RECORDS SUPPLIED:
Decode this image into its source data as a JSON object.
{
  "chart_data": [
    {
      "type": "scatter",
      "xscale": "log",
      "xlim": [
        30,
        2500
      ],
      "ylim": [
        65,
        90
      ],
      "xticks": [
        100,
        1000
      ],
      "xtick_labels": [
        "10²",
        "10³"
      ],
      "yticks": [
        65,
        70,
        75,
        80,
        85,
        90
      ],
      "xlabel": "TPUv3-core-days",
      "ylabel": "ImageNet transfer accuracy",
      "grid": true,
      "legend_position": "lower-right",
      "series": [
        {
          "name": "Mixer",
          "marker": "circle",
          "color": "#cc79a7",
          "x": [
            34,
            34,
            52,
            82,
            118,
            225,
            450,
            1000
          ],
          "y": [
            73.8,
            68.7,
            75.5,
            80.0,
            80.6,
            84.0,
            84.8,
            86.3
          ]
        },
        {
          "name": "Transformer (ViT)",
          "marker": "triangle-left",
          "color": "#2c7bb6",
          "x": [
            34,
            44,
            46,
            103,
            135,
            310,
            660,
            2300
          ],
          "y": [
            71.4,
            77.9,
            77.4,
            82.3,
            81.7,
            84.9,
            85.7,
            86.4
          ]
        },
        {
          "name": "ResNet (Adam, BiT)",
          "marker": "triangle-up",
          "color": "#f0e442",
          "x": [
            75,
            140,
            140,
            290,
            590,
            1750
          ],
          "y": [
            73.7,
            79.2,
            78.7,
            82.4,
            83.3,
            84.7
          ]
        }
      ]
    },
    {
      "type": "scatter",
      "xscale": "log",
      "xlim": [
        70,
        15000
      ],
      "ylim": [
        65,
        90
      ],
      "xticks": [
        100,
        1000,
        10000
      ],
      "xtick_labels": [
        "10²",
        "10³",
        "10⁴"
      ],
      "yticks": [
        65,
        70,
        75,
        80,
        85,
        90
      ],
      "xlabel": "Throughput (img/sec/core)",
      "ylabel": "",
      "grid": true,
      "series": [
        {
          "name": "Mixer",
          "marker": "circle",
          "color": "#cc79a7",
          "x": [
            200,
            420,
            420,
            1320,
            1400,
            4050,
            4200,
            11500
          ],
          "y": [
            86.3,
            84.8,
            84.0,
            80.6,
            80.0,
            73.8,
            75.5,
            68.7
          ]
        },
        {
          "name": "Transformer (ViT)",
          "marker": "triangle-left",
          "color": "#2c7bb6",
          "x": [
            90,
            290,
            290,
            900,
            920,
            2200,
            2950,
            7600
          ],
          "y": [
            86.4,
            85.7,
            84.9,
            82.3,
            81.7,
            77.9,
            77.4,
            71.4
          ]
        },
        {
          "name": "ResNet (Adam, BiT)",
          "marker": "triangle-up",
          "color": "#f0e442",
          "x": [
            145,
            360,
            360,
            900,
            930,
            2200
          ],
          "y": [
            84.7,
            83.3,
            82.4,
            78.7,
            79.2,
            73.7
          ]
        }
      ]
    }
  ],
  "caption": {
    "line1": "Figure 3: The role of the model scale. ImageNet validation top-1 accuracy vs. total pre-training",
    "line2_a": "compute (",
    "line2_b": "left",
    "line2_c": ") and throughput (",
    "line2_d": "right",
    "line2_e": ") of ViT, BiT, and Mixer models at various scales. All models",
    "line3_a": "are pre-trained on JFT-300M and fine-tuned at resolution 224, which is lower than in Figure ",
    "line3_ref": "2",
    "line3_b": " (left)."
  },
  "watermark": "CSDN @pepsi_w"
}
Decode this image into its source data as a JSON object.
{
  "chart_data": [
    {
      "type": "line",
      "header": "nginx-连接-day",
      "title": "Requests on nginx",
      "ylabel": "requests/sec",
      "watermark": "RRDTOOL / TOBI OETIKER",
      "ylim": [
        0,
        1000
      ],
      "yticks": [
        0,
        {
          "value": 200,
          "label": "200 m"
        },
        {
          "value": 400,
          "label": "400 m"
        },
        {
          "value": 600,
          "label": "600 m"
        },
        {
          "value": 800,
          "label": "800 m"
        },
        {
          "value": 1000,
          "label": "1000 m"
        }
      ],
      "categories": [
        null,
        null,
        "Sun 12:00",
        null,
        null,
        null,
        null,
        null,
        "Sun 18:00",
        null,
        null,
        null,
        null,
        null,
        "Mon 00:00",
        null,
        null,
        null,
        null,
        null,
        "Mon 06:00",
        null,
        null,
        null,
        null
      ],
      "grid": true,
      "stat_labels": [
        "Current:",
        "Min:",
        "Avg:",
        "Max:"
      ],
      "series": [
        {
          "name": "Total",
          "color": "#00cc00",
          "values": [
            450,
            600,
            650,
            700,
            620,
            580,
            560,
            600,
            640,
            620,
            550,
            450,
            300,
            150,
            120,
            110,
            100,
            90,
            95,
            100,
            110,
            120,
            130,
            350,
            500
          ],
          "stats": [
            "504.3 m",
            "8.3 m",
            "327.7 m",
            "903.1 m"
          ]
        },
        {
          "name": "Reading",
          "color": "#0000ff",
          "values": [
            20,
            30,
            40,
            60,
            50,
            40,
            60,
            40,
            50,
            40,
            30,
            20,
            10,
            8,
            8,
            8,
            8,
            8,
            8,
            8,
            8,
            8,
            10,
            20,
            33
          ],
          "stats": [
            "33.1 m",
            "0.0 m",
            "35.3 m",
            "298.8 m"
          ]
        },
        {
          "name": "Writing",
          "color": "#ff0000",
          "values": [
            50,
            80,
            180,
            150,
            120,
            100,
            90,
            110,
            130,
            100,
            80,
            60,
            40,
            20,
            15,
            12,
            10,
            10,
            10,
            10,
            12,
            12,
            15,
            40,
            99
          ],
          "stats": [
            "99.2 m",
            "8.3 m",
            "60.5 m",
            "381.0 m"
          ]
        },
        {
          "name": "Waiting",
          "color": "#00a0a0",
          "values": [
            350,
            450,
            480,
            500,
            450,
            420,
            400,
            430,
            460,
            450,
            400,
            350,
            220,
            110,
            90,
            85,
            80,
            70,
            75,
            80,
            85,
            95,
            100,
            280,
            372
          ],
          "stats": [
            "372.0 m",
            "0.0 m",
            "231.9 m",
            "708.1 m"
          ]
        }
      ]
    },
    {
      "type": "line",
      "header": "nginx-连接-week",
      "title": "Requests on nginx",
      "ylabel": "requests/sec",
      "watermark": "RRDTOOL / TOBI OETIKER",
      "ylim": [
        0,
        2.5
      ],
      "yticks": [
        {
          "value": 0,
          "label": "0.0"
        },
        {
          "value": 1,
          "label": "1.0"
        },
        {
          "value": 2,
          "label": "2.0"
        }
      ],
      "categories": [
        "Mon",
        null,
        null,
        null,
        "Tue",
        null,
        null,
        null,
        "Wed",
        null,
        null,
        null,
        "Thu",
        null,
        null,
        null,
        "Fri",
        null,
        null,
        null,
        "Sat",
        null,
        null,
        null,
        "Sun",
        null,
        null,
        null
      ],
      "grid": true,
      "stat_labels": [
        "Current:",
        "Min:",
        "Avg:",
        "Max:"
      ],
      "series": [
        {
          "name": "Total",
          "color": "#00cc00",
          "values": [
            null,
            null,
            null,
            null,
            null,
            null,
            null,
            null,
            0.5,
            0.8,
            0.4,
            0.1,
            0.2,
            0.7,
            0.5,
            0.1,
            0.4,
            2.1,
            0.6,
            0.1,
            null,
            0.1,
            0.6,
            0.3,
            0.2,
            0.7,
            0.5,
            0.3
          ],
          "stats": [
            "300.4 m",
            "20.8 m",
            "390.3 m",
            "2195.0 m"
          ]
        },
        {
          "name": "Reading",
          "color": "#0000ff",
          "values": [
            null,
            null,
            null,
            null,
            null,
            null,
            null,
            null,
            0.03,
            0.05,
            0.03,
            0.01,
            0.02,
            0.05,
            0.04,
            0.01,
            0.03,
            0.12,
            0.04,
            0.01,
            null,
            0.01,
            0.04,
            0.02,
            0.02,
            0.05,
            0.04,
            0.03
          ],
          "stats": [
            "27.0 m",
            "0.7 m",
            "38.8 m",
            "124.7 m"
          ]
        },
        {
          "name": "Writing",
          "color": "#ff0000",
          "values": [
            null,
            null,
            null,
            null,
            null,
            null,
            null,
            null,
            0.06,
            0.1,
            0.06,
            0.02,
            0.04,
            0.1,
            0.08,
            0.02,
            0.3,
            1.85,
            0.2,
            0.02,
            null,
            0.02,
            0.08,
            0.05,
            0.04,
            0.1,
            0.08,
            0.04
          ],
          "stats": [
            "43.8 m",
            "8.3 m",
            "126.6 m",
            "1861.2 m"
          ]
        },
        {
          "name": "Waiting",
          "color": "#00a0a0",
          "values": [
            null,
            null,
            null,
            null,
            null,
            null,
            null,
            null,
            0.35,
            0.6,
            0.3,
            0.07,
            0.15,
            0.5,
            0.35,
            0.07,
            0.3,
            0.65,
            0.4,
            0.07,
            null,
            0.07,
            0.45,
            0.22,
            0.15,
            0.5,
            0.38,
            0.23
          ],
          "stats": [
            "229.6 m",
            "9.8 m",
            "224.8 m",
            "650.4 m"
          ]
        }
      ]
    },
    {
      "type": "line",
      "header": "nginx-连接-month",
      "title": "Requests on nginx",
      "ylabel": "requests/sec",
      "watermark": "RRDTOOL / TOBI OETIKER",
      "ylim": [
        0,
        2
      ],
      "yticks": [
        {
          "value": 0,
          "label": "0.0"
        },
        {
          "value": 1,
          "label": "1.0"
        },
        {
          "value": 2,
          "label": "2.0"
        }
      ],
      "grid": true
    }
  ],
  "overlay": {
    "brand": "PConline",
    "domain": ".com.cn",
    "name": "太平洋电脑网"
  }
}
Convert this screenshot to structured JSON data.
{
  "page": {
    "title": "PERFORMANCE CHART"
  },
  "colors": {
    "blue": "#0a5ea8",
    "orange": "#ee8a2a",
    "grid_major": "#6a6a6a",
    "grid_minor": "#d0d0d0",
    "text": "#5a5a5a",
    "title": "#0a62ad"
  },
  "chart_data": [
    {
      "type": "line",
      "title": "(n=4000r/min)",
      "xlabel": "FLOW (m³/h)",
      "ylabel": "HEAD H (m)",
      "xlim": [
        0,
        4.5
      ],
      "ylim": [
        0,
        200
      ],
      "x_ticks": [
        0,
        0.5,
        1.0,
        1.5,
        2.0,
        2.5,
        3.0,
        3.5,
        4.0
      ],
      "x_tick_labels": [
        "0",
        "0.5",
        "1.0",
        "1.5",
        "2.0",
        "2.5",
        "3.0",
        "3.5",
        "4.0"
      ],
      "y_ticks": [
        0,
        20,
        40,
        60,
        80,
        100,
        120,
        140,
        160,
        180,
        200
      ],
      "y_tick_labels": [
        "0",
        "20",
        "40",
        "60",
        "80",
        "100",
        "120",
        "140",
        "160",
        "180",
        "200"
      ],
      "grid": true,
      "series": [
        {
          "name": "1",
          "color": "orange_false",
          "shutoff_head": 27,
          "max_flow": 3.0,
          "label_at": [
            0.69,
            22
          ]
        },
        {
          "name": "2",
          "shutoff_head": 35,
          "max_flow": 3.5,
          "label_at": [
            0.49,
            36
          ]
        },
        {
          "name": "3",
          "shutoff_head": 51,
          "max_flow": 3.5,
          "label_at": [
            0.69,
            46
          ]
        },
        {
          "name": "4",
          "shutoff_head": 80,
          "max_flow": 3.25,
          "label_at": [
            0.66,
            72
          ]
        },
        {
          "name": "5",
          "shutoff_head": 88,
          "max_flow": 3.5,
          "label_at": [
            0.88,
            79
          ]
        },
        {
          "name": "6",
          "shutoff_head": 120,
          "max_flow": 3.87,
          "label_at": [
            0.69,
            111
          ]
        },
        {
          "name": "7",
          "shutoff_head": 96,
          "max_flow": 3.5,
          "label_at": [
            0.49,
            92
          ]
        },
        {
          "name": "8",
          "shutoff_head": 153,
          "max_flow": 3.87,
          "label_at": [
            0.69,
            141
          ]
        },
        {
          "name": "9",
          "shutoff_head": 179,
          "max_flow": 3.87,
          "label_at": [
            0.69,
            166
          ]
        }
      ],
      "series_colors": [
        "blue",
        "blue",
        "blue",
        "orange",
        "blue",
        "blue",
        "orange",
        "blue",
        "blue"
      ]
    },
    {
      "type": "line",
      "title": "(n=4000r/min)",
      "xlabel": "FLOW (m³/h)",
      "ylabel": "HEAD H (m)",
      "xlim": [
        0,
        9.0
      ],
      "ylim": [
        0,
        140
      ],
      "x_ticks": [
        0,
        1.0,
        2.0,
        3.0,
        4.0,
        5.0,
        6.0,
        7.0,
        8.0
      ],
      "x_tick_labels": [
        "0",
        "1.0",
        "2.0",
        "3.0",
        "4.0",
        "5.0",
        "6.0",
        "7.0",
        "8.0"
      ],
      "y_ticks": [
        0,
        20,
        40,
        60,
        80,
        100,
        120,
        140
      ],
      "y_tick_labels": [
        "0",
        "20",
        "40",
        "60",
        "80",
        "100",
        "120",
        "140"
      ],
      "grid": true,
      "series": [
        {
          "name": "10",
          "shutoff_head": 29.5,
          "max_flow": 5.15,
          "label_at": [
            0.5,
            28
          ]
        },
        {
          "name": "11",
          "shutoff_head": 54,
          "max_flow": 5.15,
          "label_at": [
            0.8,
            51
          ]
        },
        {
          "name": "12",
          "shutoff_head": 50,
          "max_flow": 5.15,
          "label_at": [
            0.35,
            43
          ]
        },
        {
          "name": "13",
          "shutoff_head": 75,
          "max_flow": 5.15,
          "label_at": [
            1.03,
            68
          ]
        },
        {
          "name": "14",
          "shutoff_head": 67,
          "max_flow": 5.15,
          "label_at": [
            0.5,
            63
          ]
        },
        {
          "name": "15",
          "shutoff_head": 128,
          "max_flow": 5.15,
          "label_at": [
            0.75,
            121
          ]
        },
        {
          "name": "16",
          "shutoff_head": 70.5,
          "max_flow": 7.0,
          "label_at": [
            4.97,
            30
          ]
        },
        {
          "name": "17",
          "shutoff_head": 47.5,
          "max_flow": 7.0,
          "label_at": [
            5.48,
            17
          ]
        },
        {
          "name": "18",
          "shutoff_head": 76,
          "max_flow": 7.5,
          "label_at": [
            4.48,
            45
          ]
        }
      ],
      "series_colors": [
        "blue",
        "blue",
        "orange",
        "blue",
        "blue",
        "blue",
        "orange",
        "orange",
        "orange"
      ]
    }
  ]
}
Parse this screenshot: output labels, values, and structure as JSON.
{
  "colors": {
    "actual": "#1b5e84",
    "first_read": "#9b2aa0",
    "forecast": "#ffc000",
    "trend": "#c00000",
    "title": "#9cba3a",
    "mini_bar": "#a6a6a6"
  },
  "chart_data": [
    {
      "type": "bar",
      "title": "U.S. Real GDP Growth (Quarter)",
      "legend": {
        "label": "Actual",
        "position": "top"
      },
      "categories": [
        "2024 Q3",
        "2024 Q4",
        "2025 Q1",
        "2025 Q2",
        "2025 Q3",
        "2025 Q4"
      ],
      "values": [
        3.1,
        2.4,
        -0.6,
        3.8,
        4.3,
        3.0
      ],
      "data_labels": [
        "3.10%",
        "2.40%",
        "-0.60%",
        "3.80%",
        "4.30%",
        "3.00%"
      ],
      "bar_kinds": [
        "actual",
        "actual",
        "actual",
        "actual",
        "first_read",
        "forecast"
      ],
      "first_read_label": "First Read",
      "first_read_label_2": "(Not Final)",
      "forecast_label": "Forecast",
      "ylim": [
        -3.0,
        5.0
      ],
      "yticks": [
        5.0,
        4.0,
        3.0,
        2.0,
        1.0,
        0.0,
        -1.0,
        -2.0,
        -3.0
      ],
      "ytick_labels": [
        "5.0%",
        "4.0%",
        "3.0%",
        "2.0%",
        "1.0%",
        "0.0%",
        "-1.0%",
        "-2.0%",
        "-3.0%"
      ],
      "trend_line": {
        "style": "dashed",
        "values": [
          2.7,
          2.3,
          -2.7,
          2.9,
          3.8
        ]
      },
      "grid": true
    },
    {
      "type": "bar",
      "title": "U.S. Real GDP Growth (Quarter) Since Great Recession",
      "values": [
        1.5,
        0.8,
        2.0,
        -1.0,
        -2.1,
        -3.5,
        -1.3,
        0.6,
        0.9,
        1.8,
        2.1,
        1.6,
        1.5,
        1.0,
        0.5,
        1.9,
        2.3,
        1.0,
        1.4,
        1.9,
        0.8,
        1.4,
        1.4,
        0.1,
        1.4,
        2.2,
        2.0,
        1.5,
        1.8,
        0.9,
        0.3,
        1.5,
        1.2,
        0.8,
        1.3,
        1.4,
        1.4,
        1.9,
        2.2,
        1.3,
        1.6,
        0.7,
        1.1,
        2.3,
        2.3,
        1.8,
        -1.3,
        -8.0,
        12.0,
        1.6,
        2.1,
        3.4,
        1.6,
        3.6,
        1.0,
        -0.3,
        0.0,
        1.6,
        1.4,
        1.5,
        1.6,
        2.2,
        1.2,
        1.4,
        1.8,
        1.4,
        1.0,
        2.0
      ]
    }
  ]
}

WORK INSTRUCTIONS:
Within the records, how many lines include "Quarter"? The answer is the number and nothing else.

EXERCISE RESPONSE:
2